==== Raw records

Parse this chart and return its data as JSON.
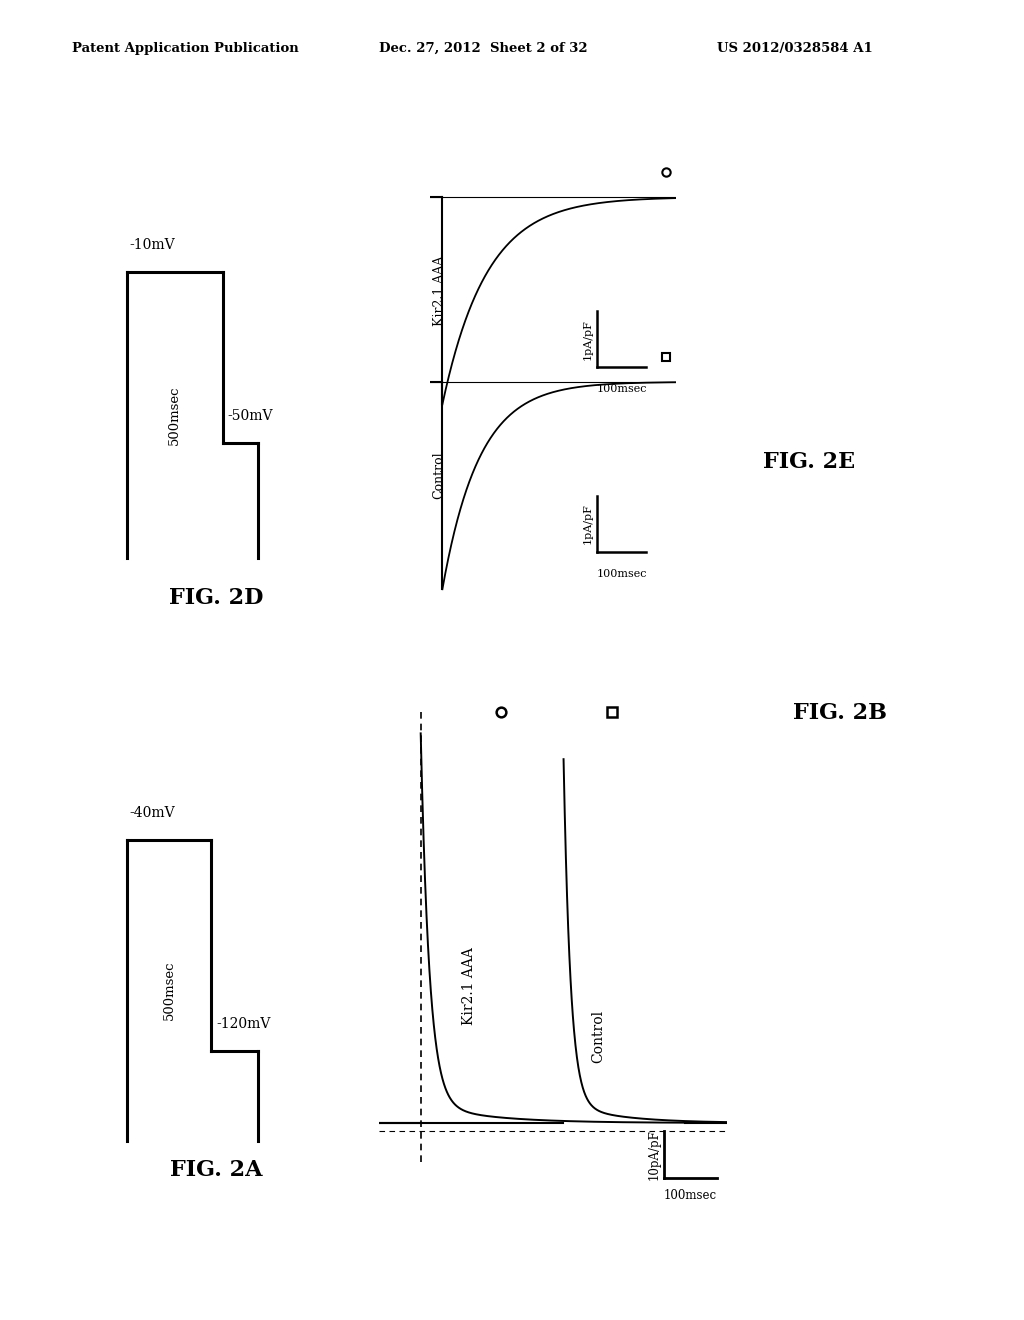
{
  "background_color": "#ffffff",
  "header_text": "Patent Application Publication",
  "header_date": "Dec. 27, 2012  Sheet 2 of 32",
  "header_patent": "US 2012/0328584 A1",
  "fig2A_label": "FIG. 2A",
  "fig2B_label": "FIG. 2B",
  "fig2D_label": "FIG. 2D",
  "fig2E_label": "FIG. 2E",
  "fig2A_voltage_top": "-40mV",
  "fig2A_voltage_bot": "-120mV",
  "fig2A_time": "500msec",
  "fig2D_voltage_top": "-10mV",
  "fig2D_voltage_bot": "-50mV",
  "fig2D_time": "500msec",
  "fig2B_ylabel": "10pA/pF",
  "fig2B_xlabel": "100msec",
  "fig2B_label1": "Kir2.1 AAA",
  "fig2B_label2": "Control",
  "fig2E_ylabel": "1pA/pF",
  "fig2E_xlabel": "100msec",
  "fig2E_label1": "Kir2.1 AAA",
  "fig2E_label2": "Control"
}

========

## Written exercise
Quote the entries in full. Any image among them is to be omitted from the copy.

## The answer
Parse this chart and return its data as JSON.
{
  "background_color": "#ffffff",
  "header_text": "Patent Application Publication",
  "header_date": "Dec. 27, 2012  Sheet 2 of 32",
  "header_patent": "US 2012/0328584 A1",
  "fig2A_label": "FIG. 2A",
  "fig2B_label": "FIG. 2B",
  "fig2D_label": "FIG. 2D",
  "fig2E_label": "FIG. 2E",
  "fig2A_voltage_top": "-40mV",
  "fig2A_voltage_bot": "-120mV",
  "fig2A_time": "500msec",
  "fig2D_voltage_top": "-10mV",
  "fig2D_voltage_bot": "-50mV",
  "fig2D_time": "500msec",
  "fig2B_ylabel": "10pA/pF",
  "fig2B_xlabel": "100msec",
  "fig2B_label1": "Kir2.1 AAA",
  "fig2B_label2": "Control",
  "fig2E_ylabel": "1pA/pF",
  "fig2E_xlabel": "100msec",
  "fig2E_label1": "Kir2.1 AAA",
  "fig2E_label2": "Control"
}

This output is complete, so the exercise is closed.